━━ Data supplied
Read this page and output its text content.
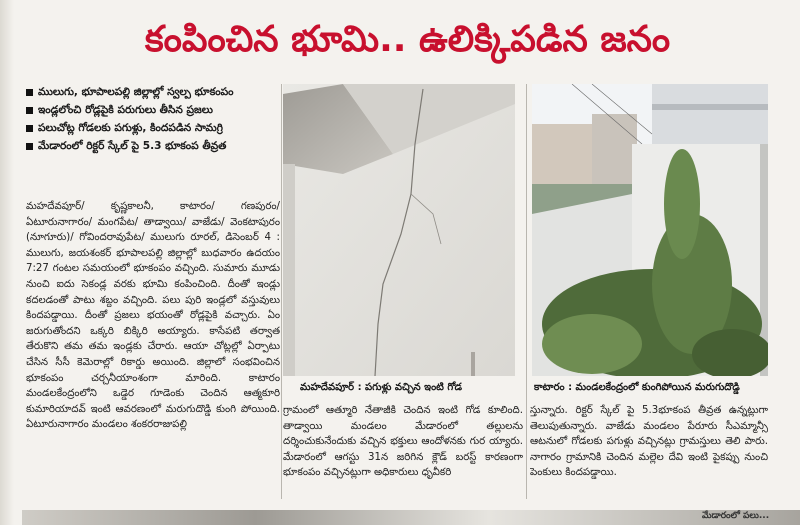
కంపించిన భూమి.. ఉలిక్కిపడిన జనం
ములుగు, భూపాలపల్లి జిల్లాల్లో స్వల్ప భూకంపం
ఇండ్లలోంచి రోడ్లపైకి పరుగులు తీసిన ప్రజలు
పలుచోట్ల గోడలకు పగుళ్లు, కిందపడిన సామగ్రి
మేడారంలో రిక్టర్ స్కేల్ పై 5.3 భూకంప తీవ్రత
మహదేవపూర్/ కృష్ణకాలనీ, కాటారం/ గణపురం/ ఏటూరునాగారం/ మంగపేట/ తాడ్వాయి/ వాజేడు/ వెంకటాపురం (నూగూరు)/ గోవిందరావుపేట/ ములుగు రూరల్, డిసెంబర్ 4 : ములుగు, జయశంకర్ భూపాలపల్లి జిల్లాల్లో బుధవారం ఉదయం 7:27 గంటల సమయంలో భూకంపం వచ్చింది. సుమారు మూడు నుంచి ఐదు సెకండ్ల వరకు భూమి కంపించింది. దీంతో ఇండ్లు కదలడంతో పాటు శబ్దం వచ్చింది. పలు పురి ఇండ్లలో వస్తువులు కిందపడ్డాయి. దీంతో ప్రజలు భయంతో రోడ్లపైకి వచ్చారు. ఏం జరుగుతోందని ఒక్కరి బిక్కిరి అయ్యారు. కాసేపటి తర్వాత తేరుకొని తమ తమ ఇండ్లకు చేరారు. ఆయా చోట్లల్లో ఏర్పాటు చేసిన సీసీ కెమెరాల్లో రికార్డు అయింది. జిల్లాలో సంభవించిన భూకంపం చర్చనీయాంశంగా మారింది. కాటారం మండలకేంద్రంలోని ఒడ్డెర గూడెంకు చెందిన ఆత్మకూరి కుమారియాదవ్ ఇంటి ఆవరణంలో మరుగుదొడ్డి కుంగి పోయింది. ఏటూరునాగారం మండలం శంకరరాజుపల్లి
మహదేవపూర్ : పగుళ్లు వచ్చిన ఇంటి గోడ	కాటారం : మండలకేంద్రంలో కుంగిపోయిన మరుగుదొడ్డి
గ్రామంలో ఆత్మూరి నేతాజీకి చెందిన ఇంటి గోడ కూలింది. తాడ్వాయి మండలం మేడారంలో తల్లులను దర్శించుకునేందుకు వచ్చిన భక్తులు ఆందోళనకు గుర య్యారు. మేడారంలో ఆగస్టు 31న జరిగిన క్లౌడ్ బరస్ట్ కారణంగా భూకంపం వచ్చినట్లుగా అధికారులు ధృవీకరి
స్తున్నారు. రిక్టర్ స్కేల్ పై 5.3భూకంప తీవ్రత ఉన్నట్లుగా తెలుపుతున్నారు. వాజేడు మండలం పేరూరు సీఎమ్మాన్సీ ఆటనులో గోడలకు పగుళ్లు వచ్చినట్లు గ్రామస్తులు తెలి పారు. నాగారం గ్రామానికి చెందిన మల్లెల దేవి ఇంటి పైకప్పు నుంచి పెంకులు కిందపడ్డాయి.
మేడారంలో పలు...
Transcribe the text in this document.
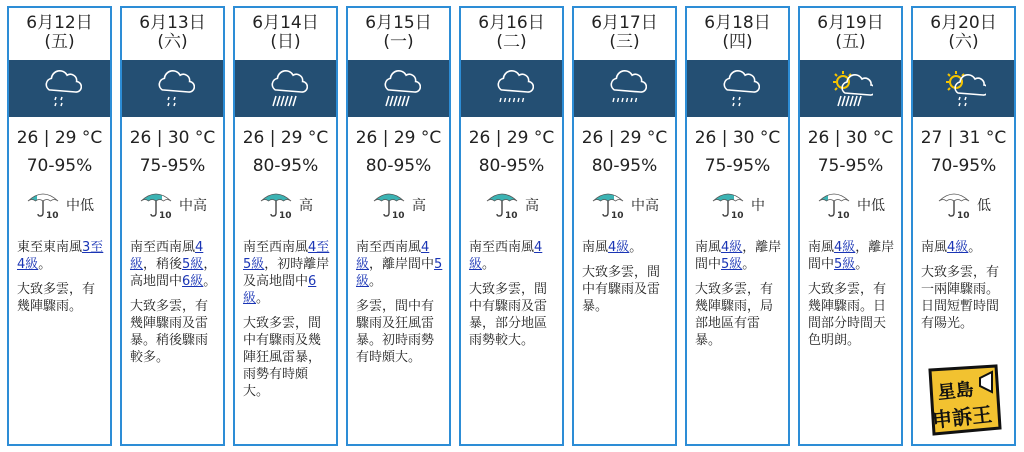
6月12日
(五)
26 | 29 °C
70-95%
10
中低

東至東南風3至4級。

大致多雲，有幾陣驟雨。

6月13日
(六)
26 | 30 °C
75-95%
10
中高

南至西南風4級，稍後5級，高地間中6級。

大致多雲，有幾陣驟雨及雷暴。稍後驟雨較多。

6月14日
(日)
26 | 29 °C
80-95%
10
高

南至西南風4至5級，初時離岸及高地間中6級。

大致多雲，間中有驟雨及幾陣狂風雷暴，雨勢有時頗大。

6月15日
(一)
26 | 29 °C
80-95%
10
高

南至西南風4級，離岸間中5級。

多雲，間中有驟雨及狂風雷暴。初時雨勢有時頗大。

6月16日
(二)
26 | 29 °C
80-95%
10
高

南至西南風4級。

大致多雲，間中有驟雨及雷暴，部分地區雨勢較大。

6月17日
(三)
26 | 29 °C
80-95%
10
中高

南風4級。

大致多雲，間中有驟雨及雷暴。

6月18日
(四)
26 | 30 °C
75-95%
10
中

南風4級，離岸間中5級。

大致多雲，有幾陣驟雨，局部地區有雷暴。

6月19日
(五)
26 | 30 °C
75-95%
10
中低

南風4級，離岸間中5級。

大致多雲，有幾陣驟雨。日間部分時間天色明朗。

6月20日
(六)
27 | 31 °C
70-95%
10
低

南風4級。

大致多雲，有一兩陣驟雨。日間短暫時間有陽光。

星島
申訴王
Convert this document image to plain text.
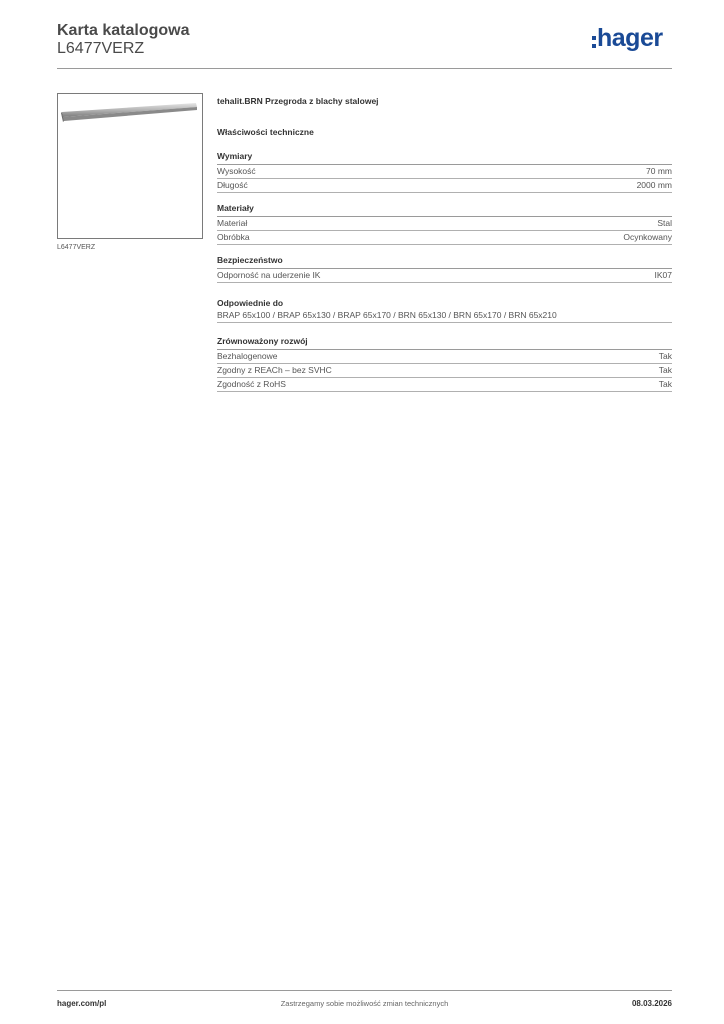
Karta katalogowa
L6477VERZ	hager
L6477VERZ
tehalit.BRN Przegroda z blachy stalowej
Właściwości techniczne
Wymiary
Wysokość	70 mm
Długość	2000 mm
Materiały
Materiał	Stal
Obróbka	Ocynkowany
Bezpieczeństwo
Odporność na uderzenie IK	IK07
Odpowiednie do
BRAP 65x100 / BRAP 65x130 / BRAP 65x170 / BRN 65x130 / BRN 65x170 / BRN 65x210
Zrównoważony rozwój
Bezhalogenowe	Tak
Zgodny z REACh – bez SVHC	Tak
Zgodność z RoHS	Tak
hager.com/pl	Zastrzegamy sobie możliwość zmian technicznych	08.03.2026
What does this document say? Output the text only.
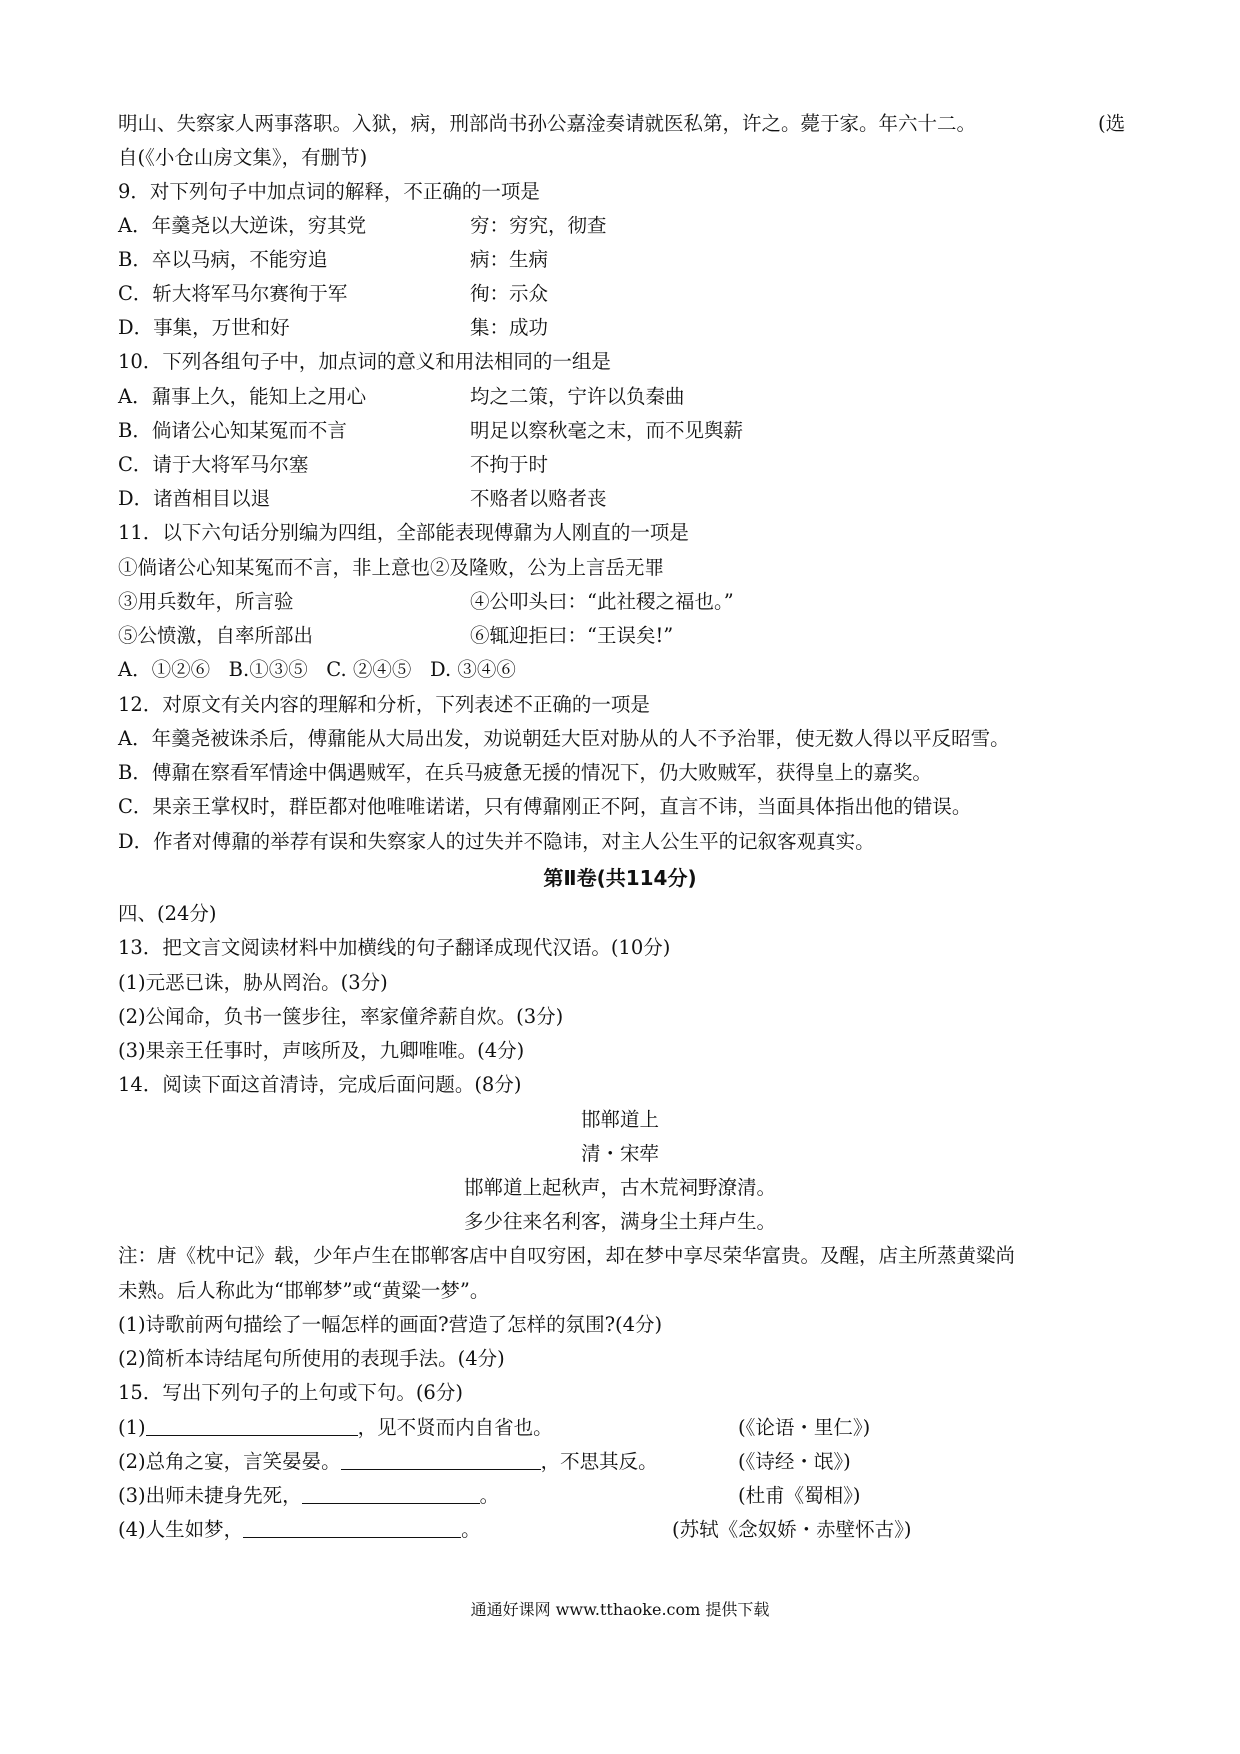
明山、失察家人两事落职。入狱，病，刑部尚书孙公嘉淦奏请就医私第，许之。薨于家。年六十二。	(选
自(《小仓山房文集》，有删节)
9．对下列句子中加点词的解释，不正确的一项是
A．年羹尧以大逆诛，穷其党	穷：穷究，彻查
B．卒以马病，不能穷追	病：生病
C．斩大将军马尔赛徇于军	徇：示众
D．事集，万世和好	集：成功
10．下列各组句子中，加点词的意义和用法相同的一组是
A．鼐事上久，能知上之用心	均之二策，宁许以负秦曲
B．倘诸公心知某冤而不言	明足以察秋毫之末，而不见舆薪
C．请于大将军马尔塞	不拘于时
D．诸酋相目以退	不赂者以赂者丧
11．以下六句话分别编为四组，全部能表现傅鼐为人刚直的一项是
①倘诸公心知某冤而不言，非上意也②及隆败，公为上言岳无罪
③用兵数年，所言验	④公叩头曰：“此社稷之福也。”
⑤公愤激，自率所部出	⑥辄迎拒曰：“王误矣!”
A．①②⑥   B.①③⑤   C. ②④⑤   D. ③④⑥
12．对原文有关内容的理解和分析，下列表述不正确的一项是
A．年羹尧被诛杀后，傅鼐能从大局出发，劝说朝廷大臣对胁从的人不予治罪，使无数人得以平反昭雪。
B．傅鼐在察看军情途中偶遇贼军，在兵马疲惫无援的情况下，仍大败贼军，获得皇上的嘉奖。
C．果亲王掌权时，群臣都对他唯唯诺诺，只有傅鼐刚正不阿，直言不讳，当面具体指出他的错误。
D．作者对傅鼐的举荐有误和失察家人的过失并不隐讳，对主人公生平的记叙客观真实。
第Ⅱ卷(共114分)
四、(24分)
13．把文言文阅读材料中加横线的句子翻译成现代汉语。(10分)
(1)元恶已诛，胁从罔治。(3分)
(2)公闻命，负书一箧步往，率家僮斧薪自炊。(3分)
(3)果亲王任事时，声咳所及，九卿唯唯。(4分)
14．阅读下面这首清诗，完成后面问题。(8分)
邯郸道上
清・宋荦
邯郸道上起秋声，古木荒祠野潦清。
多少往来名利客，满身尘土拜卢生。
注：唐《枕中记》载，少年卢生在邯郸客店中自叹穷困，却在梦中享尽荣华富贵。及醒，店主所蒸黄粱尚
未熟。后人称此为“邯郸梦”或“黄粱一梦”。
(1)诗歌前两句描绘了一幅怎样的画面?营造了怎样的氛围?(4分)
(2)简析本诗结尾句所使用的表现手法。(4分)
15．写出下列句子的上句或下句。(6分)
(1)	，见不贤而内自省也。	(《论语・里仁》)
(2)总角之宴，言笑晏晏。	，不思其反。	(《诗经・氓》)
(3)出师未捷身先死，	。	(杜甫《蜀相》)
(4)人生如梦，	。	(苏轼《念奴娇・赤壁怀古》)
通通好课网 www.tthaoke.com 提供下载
━━━━
> _Problem description_
Lines of the material that contain the word "this" are to be gathered.

> _Exercise solution_
Read this page and output its text content.
Transcribe the text in this document.
Convert this document image to plain text.
What does this document say? Output the text only.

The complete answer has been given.